Data for this task
— BEGIN —

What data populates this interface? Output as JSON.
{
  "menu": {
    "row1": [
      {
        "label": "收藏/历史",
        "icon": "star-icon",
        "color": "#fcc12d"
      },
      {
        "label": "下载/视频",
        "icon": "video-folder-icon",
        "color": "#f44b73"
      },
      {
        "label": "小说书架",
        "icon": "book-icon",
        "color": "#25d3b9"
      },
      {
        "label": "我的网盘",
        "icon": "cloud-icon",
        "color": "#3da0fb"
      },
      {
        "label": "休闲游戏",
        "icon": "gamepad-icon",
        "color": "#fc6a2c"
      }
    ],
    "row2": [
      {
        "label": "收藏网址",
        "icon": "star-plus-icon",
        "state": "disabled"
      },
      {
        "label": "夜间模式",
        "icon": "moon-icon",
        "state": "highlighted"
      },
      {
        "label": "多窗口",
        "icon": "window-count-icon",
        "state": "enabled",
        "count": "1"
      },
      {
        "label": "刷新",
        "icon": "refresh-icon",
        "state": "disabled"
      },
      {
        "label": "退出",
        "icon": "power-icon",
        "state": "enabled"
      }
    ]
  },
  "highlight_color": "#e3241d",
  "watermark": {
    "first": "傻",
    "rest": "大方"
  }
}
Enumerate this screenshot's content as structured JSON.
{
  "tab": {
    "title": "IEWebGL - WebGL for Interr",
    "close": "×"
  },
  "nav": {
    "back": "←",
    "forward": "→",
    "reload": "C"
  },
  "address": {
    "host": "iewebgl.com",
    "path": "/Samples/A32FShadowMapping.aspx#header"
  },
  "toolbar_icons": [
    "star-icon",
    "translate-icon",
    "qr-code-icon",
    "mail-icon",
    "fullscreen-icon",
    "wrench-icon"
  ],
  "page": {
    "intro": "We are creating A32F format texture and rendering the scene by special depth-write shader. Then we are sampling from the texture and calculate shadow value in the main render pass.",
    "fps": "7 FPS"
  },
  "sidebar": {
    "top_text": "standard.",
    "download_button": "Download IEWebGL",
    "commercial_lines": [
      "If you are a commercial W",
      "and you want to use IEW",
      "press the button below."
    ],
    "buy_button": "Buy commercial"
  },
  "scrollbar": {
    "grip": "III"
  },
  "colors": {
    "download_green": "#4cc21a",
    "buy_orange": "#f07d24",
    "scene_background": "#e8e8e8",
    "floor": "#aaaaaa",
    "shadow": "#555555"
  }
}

— END —

Exercise objective
Transcribe all lines as written.

Answer to this task
What data populates this interface? Output as JSON.
{
  "menu": {
    "row1": [
      {
        "label": "收藏/历史",
        "icon": "star-icon",
        "color": "#fcc12d"
      },
      {
        "label": "下载/视频",
        "icon": "video-folder-icon",
        "color": "#f44b73"
      },
      {
        "label": "小说书架",
        "icon": "book-icon",
        "color": "#25d3b9"
      },
      {
        "label": "我的网盘",
        "icon": "cloud-icon",
        "color": "#3da0fb"
      },
      {
        "label": "休闲游戏",
        "icon": "gamepad-icon",
        "color": "#fc6a2c"
      }
    ],
    "row2": [
      {
        "label": "收藏网址",
        "icon": "star-plus-icon",
        "state": "disabled"
      },
      {
        "label": "夜间模式",
        "icon": "moon-icon",
        "state": "highlighted"
      },
      {
        "label": "多窗口",
        "icon": "window-count-icon",
        "state": "enabled",
        "count": "1"
      },
      {
        "label": "刷新",
        "icon": "refresh-icon",
        "state": "disabled"
      },
      {
        "label": "退出",
        "icon": "power-icon",
        "state": "enabled"
      }
    ]
  },
  "highlight_color": "#e3241d",
  "watermark": {
    "first": "傻",
    "rest": "大方"
  }
}
Enumerate this screenshot's content as structured JSON.
{
  "tab": {
    "title": "IEWebGL - WebGL for Interr",
    "close": "×"
  },
  "nav": {
    "back": "←",
    "forward": "→",
    "reload": "C"
  },
  "address": {
    "host": "iewebgl.com",
    "path": "/Samples/A32FShadowMapping.aspx#header"
  },
  "toolbar_icons": [
    "star-icon",
    "translate-icon",
    "qr-code-icon",
    "mail-icon",
    "fullscreen-icon",
    "wrench-icon"
  ],
  "page": {
    "intro": "We are creating A32F format texture and rendering the scene by special depth-write shader. Then we are sampling from the texture and calculate shadow value in the main render pass.",
    "fps": "7 FPS"
  },
  "sidebar": {
    "top_text": "standard.",
    "download_button": "Download IEWebGL",
    "commercial_lines": [
      "If you are a commercial W",
      "and you want to use IEW",
      "press the button below."
    ],
    "buy_button": "Buy commercial"
  },
  "scrollbar": {
    "grip": "III"
  },
  "colors": {
    "download_green": "#4cc21a",
    "buy_orange": "#f07d24",
    "scene_background": "#e8e8e8",
    "floor": "#aaaaaa",
    "shadow": "#555555"
  }
}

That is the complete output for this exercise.